_Goal:_ Spot every line with the word "区域信息管理" and return it.
+++ Data extract +++
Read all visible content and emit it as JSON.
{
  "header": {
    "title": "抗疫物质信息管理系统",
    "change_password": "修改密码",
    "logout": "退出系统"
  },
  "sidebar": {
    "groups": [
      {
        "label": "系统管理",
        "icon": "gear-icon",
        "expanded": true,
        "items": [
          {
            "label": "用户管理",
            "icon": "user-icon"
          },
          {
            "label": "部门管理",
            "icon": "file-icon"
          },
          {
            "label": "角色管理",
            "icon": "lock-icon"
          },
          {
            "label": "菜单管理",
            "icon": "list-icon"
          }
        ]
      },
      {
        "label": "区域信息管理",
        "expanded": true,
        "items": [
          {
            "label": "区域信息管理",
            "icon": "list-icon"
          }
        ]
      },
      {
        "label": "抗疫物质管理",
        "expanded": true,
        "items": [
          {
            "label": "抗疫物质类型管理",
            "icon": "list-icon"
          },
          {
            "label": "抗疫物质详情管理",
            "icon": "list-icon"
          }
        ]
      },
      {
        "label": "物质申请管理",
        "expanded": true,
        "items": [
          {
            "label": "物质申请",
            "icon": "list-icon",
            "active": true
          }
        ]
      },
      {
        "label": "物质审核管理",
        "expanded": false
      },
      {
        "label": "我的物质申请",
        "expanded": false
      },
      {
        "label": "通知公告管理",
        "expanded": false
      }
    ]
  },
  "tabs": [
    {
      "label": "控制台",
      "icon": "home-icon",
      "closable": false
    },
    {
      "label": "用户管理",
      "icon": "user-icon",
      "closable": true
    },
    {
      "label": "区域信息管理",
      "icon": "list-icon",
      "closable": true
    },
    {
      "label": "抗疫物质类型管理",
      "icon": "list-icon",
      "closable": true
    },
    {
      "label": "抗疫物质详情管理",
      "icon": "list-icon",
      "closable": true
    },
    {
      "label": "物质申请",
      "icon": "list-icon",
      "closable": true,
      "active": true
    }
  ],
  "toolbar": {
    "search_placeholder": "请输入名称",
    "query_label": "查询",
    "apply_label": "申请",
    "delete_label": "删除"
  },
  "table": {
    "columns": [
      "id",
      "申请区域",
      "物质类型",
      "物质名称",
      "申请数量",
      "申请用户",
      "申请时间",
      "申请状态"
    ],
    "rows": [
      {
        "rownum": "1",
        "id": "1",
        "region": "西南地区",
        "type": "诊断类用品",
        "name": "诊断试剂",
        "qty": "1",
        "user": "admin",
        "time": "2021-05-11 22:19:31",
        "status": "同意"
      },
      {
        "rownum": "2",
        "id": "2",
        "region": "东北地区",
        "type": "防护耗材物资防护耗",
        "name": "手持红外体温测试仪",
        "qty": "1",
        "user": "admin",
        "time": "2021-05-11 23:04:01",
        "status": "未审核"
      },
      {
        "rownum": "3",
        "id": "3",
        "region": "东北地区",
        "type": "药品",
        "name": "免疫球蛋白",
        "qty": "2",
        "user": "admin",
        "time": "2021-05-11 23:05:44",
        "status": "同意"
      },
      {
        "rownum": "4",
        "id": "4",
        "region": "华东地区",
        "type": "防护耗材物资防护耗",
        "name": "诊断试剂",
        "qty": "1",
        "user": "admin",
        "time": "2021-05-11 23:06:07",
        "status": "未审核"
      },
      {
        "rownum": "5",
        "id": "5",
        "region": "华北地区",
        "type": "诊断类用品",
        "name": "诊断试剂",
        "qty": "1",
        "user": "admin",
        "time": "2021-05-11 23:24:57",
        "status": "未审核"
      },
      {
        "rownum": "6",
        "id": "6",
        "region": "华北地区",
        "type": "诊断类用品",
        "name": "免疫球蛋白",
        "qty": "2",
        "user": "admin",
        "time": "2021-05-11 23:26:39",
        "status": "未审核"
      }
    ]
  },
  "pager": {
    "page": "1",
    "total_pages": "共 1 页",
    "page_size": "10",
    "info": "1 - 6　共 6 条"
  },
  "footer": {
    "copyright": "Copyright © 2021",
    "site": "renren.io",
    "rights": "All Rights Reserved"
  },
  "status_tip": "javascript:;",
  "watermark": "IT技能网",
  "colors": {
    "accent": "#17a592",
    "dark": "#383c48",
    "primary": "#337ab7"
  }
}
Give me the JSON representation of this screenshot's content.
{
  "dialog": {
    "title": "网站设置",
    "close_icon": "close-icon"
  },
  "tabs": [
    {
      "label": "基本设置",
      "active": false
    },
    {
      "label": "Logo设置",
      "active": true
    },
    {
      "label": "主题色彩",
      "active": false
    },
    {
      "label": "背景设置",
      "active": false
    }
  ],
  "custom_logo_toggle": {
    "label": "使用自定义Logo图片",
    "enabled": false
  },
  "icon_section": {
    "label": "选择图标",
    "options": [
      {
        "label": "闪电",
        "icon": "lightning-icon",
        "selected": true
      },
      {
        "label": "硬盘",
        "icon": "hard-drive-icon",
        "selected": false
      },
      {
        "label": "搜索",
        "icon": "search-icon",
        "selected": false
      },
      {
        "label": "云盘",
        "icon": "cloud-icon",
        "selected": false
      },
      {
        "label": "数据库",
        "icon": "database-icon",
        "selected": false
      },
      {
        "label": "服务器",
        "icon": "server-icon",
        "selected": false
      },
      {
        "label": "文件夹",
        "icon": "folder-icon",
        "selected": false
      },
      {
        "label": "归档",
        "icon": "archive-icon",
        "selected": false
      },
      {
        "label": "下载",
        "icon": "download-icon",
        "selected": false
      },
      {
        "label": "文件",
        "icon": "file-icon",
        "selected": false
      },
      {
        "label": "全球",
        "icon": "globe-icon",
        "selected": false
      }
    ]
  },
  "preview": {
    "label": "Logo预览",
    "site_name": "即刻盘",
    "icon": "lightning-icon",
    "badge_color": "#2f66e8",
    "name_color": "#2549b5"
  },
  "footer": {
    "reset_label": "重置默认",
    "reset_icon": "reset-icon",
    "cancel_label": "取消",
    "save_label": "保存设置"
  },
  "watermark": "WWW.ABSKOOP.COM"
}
+++
_Response to the task:_
        "label": "区域信息管理",
            "label": "区域信息管理",
      "label": "区域信息管理",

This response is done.